— begin —

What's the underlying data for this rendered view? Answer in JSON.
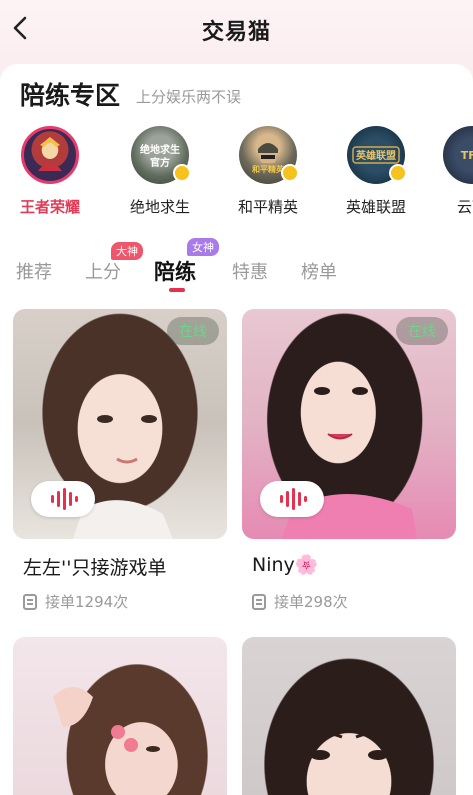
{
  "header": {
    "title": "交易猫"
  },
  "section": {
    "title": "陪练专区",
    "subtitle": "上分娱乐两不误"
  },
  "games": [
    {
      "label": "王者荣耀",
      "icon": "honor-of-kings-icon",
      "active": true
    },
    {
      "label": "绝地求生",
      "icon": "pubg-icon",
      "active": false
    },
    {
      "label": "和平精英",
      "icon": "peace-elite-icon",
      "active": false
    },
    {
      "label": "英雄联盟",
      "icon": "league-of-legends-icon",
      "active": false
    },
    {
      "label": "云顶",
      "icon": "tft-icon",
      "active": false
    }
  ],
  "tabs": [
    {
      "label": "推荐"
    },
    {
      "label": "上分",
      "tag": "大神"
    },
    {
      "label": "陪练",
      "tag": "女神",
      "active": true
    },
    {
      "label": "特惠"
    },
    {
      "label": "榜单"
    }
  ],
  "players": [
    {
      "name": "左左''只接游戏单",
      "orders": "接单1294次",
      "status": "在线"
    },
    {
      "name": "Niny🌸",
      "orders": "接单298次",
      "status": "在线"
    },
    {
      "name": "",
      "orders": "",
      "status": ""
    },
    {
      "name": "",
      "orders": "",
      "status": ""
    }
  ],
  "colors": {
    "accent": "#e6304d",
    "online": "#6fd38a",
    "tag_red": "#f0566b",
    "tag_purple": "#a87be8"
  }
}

— end —

TO BE DONE: Scan the listing above for the word "icon" and show each line where it is found.

SOLUTION FOR THIS EXERCISE:
      "icon": "honor-of-kings-icon",
      "icon": "pubg-icon",
      "icon": "peace-elite-icon",
      "icon": "league-of-legends-icon",
      "icon": "tft-icon",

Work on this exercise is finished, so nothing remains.